### WHAT TO DO
Pick out the lines below with "name" and list them.

### RECORDS FOR THIS TASK
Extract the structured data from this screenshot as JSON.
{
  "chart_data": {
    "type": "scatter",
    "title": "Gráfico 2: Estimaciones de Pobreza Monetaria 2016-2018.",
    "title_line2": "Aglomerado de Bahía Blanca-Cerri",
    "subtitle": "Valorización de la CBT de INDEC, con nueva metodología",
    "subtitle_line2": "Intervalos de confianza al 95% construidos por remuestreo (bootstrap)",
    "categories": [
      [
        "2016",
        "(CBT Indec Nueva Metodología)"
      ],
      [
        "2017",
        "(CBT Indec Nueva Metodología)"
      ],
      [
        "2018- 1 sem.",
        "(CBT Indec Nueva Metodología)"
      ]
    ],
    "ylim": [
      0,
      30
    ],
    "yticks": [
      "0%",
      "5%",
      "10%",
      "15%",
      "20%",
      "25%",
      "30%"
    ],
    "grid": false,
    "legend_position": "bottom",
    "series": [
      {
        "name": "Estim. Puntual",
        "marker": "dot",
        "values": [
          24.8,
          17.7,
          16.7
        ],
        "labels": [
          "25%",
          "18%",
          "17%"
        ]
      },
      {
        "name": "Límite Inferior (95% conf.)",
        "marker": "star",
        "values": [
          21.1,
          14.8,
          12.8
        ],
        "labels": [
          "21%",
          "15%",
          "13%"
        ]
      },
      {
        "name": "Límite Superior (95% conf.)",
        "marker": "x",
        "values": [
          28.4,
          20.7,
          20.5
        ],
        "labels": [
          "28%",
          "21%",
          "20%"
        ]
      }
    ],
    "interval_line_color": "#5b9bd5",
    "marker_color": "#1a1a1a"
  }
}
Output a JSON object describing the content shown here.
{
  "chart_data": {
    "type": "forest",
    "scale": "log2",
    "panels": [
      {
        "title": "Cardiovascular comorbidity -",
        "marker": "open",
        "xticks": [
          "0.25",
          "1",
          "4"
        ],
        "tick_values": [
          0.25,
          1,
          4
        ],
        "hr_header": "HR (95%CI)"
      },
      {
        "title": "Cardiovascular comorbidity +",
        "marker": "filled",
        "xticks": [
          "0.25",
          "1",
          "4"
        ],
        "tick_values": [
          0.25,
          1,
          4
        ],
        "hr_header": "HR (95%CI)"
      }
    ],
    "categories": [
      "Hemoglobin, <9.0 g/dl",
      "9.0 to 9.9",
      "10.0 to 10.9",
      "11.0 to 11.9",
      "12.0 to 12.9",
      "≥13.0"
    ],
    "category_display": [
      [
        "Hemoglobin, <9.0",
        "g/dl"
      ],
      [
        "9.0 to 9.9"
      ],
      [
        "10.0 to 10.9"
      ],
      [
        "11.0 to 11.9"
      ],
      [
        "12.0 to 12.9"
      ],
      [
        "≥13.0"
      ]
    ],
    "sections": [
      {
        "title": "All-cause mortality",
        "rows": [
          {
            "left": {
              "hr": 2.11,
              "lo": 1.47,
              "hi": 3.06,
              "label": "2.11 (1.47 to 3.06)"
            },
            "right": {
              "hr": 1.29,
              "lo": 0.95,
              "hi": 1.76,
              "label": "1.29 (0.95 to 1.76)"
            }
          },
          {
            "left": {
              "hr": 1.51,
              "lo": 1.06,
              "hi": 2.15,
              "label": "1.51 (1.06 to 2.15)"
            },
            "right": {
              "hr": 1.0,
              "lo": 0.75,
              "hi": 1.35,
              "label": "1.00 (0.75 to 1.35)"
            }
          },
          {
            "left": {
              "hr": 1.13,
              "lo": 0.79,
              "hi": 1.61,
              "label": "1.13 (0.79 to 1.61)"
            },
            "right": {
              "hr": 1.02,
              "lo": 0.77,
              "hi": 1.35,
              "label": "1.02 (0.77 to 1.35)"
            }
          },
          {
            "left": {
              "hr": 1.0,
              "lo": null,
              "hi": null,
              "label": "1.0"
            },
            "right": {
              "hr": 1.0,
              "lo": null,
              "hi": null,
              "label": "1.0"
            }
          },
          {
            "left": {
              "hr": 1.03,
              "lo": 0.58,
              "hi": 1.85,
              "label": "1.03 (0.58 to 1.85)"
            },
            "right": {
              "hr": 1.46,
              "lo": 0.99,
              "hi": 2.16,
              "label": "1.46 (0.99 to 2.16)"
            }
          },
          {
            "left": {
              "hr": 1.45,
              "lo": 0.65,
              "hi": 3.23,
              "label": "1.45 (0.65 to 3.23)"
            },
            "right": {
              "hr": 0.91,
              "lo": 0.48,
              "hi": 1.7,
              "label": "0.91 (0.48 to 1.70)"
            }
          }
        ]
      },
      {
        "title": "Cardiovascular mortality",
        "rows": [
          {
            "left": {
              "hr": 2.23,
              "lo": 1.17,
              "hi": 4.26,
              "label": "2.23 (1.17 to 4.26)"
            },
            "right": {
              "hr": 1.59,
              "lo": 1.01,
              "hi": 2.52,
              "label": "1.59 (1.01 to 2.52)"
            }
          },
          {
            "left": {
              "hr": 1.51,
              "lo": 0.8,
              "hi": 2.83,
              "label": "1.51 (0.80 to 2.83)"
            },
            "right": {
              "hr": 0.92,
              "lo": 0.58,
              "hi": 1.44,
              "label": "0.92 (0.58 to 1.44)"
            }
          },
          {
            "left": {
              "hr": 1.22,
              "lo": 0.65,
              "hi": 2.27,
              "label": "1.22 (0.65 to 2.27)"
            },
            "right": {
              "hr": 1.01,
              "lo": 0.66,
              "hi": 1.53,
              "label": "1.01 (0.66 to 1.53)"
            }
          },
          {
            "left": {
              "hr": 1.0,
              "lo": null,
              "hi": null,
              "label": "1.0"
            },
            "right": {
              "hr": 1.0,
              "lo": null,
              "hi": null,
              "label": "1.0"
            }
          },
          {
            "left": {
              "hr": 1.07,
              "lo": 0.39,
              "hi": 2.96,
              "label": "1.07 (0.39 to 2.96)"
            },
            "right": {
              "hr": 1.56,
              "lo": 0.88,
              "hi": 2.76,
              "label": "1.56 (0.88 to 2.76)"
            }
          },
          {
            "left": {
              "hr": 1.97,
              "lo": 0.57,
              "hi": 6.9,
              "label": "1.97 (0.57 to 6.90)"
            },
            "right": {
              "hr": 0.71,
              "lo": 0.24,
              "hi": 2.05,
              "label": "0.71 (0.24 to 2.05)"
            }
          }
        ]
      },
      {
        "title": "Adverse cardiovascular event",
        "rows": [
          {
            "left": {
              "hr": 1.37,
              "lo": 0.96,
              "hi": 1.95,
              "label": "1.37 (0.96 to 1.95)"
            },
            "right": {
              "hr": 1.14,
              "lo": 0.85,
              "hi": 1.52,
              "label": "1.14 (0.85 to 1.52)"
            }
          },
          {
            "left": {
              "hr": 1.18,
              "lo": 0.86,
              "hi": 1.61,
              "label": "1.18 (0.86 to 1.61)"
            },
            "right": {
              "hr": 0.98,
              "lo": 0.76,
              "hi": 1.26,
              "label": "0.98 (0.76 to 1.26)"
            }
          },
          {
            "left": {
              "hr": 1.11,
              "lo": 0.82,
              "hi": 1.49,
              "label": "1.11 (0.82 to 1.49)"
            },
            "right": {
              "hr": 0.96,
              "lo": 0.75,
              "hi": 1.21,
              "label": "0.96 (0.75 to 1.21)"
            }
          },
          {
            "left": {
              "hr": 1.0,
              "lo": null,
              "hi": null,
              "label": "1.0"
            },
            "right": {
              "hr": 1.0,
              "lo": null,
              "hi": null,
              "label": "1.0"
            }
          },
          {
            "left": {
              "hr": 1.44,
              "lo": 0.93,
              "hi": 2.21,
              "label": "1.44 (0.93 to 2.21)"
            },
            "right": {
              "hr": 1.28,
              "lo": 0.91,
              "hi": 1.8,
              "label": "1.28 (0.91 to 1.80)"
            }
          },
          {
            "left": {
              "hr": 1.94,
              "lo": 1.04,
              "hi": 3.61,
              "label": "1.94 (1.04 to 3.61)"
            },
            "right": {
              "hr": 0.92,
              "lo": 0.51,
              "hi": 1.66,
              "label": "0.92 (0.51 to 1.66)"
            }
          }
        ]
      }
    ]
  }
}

### RESULT OF THIS TASK
        "name": "Estim. Puntual",
        "name": "Límite Inferior (95% conf.)",
        "name": "Límite Superior (95% conf.)",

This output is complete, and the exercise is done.